Write the records below out in full, character for character, with no pictures.
━━ MATERIAL FOR THIS TASK
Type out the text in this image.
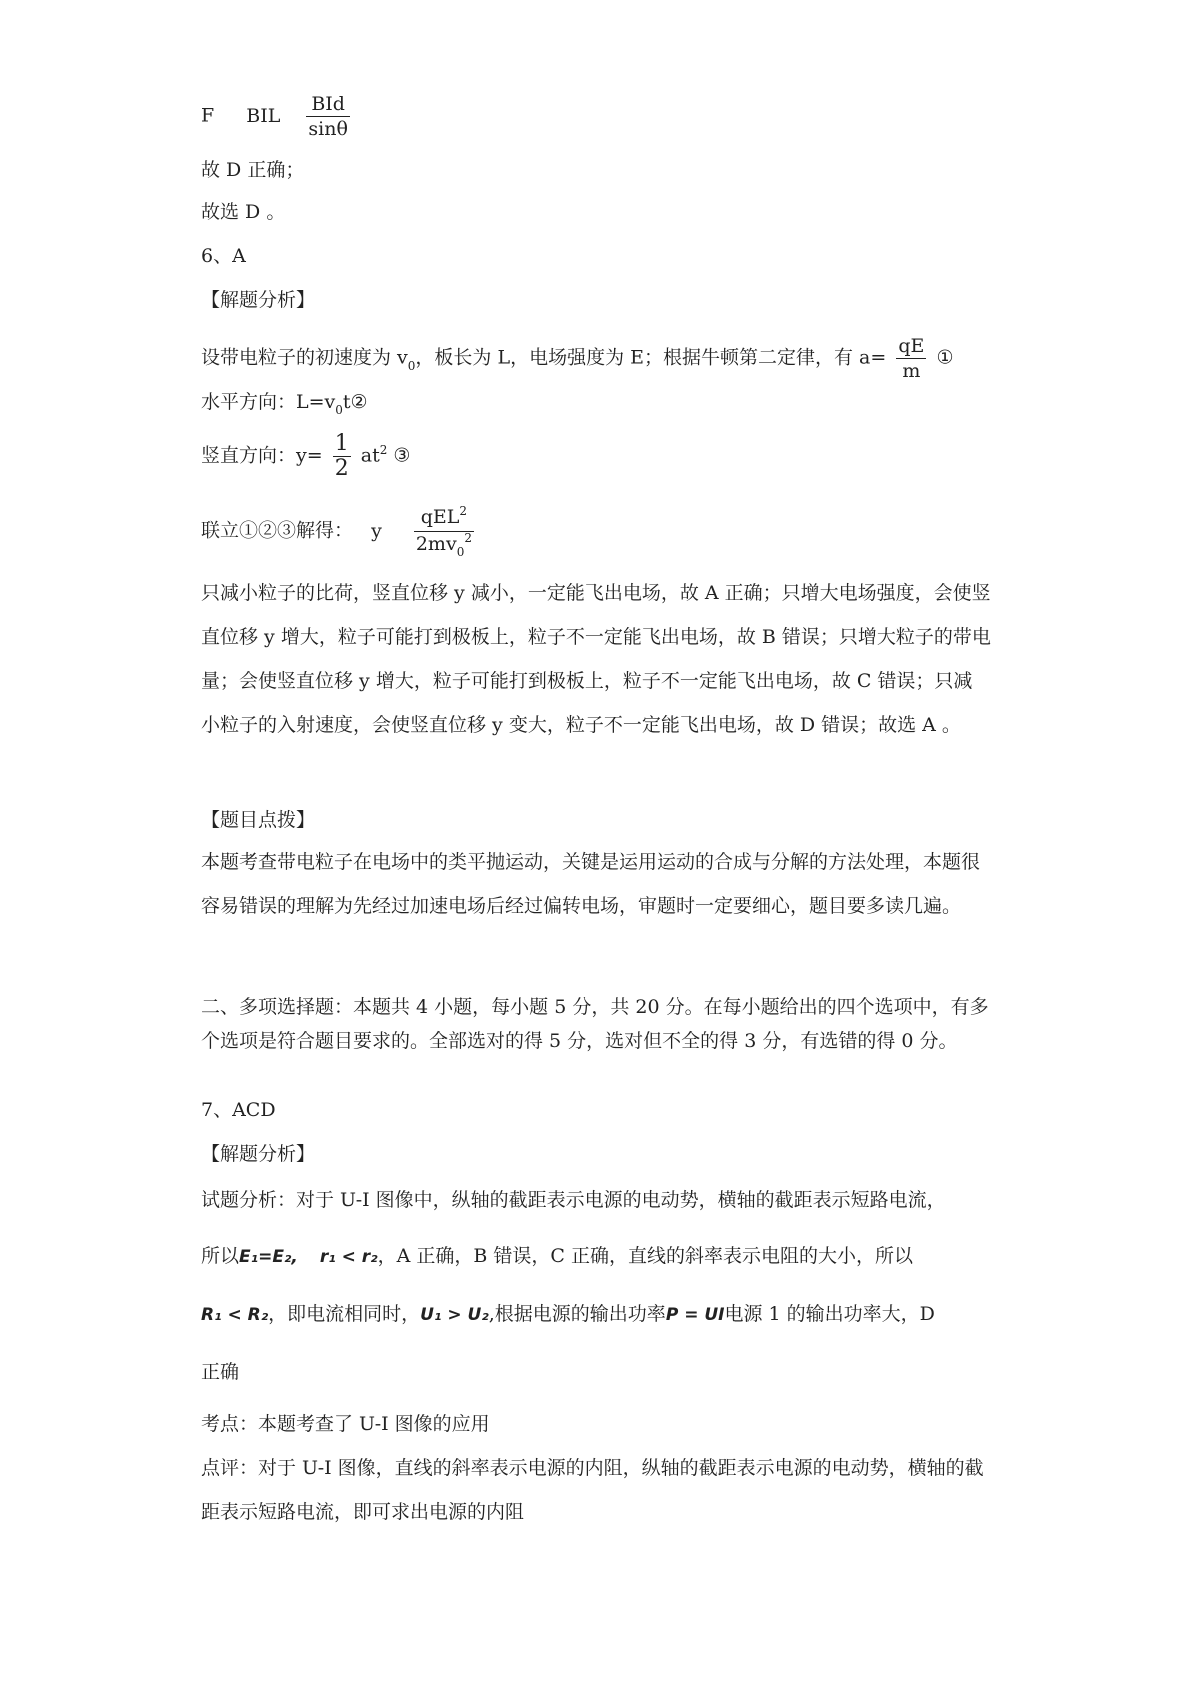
F BIL $\frac{\text{BId}}{\sin\theta}$
故 D 正确；
故选 D 。
6、A
【解题分析】
设带电粒子的初速度为 $v_0$，板长为 L，电场强度为 E；根据牛顿第二定律，有 $a= \frac{qE}{m}$ ①
水平方向：$L=v_0t②$
竖直方向：$y= \frac{1}{2} at^2$ ③
联立①②③解得： y $\frac{qEL^2}{2mv_0^2}$
只减小粒子的比荷，竖直位移 y 减小，一定能飞出电场，故 A 正确；只增大电场强度，会使竖直位移 y 增大，粒子可能打到极板上，粒子不一定能飞出电场，故 B 错误；只增大粒子的带电量；会使竖直位移 y 增大，粒子可能打到极板上，粒子不一定能飞出电场，故 C 错误；只减小粒子的入射速度，会使竖直位移 y 变大，粒子不一定能飞出电场，故 D 错误；故选 A 。
【题目点拨】
本题考查带电粒子在电场中的类平抛运动，关键是运用运动的合成与分解的方法处理，本题很容易错误的理解为先经过加速电场后经过偏转电场，审题时一定要细心，题目要多读几遍。
二、多项选择题：本题共 4 小题，每小题 5 分，共 20 分。在每小题给出的四个选项中，有多个选项是符合题目要求的。全部选对的得 5 分，选对但不全的得 3 分，有选错的得 0 分。
7、ACD
【解题分析】
试题分析：对于 U-I 图像中，纵轴的截距表示电源的电动势，横轴的截距表示短路电流，
所以E₁=E₂, r₁ < r₂，A 正确，B 错误，C 正确，直线的斜率表示电阻的大小，所以
R₁ < R₂，即电流相同时，U₁ > U₂,根据电源的输出功率P = UI电源 1 的输出功率大，D
正确
考点：本题考查了 U-I 图像的应用
点评：对于 U-I 图像，直线的斜率表示电源的内阻，纵轴的截距表示电源的电动势，横轴的截距表示短路电流，即可求出电源的内阻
━━━━
• [EXERCISE RESPONSE]
Type out the text in this image.
F BIL $\frac{\text{BId}}{\sin\theta}$
故 D 正确；
故选 D 。
6、A
【解题分析】
设带电粒子的初速度为 $v_0$，板长为 L，电场强度为 E；根据牛顿第二定律，有 $a= \frac{qE}{m}$ ①
水平方向：$L=v_0t②$
竖直方向：$y= \frac{1}{2} at^2$ ③
联立①②③解得： y $\frac{qEL^2}{2mv_0^2}$
只减小粒子的比荷，竖直位移 y 减小，一定能飞出电场，故 A 正确；只增大电场强度，会使竖直位移 y 增大，粒子可能打到极板上，粒子不一定能飞出电场，故 B 错误；只增大粒子的带电量；会使竖直位移 y 增大，粒子可能打到极板上，粒子不一定能飞出电场，故 C 错误；只减小粒子的入射速度，会使竖直位移 y 变大，粒子不一定能飞出电场，故 D 错误；故选 A 。
【题目点拨】
本题考查带电粒子在电场中的类平抛运动，关键是运用运动的合成与分解的方法处理，本题很容易错误的理解为先经过加速电场后经过偏转电场，审题时一定要细心，题目要多读几遍。
二、多项选择题：本题共 4 小题，每小题 5 分，共 20 分。在每小题给出的四个选项中，有多个选项是符合题目要求的。全部选对的得 5 分，选对但不全的得 3 分，有选错的得 0 分。
7、ACD
【解题分析】
试题分析：对于 U-I 图像中，纵轴的截距表示电源的电动势，横轴的截距表示短路电流，
所以E₁=E₂, r₁ < r₂，A 正确，B 错误，C 正确，直线的斜率表示电阻的大小，所以
R₁ < R₂，即电流相同时，U₁ > U₂,根据电源的输出功率P = UI电源 1 的输出功率大，D
正确
考点：本题考查了 U-I 图像的应用
点评：对于 U-I 图像，直线的斜率表示电源的内阻，纵轴的截距表示电源的电动势，横轴的截距表示短路电流，即可求出电源的内阻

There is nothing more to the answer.